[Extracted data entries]
══════════

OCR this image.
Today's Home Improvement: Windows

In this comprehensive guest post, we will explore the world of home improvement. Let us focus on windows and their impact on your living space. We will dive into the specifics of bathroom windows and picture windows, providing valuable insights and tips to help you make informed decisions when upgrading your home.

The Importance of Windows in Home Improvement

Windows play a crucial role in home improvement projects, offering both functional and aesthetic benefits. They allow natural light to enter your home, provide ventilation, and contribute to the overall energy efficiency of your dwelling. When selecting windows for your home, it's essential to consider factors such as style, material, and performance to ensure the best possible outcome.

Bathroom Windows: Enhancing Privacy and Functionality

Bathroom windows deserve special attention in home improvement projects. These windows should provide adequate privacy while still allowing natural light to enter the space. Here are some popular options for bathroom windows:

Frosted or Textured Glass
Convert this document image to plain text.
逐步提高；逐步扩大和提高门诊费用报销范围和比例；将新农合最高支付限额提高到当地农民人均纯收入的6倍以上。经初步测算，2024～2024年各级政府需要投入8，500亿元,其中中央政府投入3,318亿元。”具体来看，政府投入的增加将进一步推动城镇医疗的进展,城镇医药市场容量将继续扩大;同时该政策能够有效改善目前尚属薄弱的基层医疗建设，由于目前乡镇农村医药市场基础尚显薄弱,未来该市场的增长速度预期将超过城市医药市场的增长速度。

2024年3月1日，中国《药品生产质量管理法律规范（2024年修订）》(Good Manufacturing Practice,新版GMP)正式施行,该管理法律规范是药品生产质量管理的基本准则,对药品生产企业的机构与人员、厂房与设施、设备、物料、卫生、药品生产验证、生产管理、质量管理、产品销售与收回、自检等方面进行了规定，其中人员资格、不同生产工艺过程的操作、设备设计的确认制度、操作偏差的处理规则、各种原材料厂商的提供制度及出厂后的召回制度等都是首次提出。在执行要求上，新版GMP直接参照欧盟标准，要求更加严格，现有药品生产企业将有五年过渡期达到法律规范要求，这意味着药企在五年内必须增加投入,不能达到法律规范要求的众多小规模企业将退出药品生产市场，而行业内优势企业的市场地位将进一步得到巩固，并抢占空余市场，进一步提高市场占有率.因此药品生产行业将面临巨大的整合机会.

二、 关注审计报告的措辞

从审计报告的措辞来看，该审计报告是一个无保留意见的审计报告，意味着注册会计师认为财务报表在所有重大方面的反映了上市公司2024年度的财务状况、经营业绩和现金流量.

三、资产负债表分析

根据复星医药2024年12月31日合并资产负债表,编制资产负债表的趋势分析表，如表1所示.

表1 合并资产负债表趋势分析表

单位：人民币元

══════════

» **Do this**
Your task is to transcribe the listing above in full, exactly as given.

» **Finished exercise**
OCR this image.
Today's Home Improvement: Windows

In this comprehensive guest post, we will explore the world of home improvement. Let us focus on windows and their impact on your living space. We will dive into the specifics of bathroom windows and picture windows, providing valuable insights and tips to help you make informed decisions when upgrading your home.

The Importance of Windows in Home Improvement

Windows play a crucial role in home improvement projects, offering both functional and aesthetic benefits. They allow natural light to enter your home, provide ventilation, and contribute to the overall energy efficiency of your dwelling. When selecting windows for your home, it's essential to consider factors such as style, material, and performance to ensure the best possible outcome.

Bathroom Windows: Enhancing Privacy and Functionality

Bathroom windows deserve special attention in home improvement projects. These windows should provide adequate privacy while still allowing natural light to enter the space. Here are some popular options for bathroom windows:

Frosted or Textured Glass
Convert this document image to plain text.
逐步提高；逐步扩大和提高门诊费用报销范围和比例；将新农合最高支付限额提高到当地农民人均纯收入的6倍以上。经初步测算，2024～2024年各级政府需要投入8，500亿元,其中中央政府投入3,318亿元。”具体来看，政府投入的增加将进一步推动城镇医疗的进展,城镇医药市场容量将继续扩大;同时该政策能够有效改善目前尚属薄弱的基层医疗建设，由于目前乡镇农村医药市场基础尚显薄弱,未来该市场的增长速度预期将超过城市医药市场的增长速度。

2024年3月1日，中国《药品生产质量管理法律规范（2024年修订）》(Good Manufacturing Practice,新版GMP)正式施行,该管理法律规范是药品生产质量管理的基本准则,对药品生产企业的机构与人员、厂房与设施、设备、物料、卫生、药品生产验证、生产管理、质量管理、产品销售与收回、自检等方面进行了规定，其中人员资格、不同生产工艺过程的操作、设备设计的确认制度、操作偏差的处理规则、各种原材料厂商的提供制度及出厂后的召回制度等都是首次提出。在执行要求上，新版GMP直接参照欧盟标准，要求更加严格，现有药品生产企业将有五年过渡期达到法律规范要求，这意味着药企在五年内必须增加投入,不能达到法律规范要求的众多小规模企业将退出药品生产市场，而行业内优势企业的市场地位将进一步得到巩固，并抢占空余市场，进一步提高市场占有率.因此药品生产行业将面临巨大的整合机会.

二、 关注审计报告的措辞

从审计报告的措辞来看，该审计报告是一个无保留意见的审计报告，意味着注册会计师认为财务报表在所有重大方面的反映了上市公司2024年度的财务状况、经营业绩和现金流量.

三、资产负债表分析

根据复星医药2024年12月31日合并资产负债表,编制资产负债表的趋势分析表，如表1所示.

表1 合并资产负债表趋势分析表

单位：人民币元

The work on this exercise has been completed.